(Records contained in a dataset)
┌──
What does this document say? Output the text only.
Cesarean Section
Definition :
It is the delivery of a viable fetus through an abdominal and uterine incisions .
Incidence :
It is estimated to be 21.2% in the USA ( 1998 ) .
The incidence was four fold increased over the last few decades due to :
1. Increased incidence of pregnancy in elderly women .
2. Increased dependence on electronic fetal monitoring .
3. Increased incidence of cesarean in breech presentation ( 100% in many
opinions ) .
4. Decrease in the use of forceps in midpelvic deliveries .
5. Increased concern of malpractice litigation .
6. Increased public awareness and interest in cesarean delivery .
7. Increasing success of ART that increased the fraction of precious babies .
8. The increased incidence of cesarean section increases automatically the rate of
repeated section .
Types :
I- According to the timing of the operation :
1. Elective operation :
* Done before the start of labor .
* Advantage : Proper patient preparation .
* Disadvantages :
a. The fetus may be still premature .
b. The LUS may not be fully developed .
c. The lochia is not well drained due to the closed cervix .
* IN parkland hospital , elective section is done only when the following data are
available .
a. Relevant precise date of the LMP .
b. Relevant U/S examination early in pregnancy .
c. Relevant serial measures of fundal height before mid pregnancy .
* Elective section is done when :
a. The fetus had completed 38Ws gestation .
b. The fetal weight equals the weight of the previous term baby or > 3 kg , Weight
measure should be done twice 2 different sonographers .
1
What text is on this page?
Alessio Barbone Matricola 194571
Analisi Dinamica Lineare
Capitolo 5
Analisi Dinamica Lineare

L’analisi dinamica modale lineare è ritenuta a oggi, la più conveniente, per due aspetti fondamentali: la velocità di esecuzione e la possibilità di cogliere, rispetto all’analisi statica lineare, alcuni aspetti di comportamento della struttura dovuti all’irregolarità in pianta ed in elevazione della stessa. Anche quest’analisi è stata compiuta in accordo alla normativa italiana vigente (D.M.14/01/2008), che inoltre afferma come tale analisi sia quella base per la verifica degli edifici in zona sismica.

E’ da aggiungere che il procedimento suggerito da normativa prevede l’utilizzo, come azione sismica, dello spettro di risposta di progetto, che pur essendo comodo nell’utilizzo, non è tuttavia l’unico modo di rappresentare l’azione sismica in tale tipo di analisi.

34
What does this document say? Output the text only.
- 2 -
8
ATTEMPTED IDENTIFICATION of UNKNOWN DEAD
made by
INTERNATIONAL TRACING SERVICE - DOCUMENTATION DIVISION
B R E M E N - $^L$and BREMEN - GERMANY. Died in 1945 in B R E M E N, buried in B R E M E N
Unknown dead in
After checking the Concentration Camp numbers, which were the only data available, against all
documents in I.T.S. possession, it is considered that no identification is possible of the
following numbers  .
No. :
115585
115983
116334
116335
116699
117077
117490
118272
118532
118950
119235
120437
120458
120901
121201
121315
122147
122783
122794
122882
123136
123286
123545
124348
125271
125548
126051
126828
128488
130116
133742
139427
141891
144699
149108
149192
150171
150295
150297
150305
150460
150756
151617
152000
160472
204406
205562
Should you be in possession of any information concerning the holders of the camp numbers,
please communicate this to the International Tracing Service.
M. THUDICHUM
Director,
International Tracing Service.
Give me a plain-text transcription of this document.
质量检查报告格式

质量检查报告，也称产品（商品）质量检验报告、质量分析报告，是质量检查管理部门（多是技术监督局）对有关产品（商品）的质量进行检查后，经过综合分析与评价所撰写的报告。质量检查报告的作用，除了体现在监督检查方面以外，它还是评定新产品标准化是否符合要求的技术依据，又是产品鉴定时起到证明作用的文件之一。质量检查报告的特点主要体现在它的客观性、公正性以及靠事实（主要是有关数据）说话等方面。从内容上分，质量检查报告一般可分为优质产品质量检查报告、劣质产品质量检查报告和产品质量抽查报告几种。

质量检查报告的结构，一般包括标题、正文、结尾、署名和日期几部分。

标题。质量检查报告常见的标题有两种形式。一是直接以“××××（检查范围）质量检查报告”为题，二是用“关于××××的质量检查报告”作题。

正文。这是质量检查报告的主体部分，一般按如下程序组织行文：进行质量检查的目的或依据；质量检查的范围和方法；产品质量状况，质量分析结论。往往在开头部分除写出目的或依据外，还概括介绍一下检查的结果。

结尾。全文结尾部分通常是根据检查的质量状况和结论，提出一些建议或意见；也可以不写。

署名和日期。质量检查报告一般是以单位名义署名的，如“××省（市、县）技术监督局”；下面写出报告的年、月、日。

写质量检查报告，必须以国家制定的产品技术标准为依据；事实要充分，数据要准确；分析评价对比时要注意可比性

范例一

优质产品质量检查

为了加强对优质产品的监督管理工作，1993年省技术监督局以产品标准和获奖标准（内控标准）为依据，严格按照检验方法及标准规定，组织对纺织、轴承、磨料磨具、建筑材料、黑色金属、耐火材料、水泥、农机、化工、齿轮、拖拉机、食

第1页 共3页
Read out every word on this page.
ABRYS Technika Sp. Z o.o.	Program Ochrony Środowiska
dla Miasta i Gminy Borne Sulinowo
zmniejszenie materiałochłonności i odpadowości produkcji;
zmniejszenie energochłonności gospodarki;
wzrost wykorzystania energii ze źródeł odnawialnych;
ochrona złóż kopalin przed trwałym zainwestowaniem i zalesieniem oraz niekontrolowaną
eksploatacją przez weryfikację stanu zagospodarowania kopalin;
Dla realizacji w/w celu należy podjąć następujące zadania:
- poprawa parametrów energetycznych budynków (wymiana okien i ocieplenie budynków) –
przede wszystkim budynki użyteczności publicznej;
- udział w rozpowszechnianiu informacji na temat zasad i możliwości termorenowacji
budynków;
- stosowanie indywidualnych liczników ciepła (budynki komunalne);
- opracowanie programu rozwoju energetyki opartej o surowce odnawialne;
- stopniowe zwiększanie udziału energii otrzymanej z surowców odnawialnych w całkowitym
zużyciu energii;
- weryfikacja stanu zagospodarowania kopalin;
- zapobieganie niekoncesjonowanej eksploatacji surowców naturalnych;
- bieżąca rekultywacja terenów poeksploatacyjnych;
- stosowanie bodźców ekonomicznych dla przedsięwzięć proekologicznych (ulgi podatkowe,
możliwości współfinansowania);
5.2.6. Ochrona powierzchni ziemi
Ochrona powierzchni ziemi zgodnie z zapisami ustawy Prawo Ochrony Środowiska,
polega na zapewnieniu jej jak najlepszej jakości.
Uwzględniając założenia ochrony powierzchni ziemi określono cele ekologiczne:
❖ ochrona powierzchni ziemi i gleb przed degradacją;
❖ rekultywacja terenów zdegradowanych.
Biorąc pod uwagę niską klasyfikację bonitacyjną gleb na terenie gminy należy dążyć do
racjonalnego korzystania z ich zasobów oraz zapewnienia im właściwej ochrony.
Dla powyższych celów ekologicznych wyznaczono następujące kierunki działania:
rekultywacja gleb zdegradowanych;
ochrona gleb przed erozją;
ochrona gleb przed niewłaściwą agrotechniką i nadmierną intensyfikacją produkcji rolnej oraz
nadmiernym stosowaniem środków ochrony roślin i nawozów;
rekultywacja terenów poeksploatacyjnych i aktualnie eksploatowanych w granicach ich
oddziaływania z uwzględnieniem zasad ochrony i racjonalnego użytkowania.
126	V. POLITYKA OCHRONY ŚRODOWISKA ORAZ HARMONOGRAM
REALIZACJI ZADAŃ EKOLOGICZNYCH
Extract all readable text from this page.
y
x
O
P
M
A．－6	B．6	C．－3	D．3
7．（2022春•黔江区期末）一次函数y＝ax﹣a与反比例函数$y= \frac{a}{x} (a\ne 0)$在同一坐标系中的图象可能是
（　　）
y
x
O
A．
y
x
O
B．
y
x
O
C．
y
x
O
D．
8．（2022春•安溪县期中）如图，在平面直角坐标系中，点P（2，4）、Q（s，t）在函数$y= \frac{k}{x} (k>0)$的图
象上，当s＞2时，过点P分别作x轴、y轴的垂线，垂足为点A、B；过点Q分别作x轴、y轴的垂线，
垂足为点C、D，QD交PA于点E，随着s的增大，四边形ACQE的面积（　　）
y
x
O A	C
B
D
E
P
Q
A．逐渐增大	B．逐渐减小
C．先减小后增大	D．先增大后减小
└──
▶ **Directive**
Only the lines from the one with "Extract all readable text from this page." through the end of the material are wanted; copy them exactly, both ends included.

▶ **Result for this exercise**
Extract all readable text from this page.
y
x
O
P
M
A．－6	B．6	C．－3	D．3
7．（2022春•黔江区期末）一次函数y＝ax﹣a与反比例函数$y= \frac{a}{x} (a\ne 0)$在同一坐标系中的图象可能是
（　　）
y
x
O
A．
y
x
O
B．
y
x
O
C．
y
x
O
D．
8．（2022春•安溪县期中）如图，在平面直角坐标系中，点P（2，4）、Q（s，t）在函数$y= \frac{k}{x} (k>0)$的图
象上，当s＞2时，过点P分别作x轴、y轴的垂线，垂足为点A、B；过点Q分别作x轴、y轴的垂线，
垂足为点C、D，QD交PA于点E，随着s的增大，四边形ACQE的面积（　　）
y
x
O A	C
B
D
E
P
Q
A．逐渐增大	B．逐渐减小
C．先减小后增大	D．先增大后减小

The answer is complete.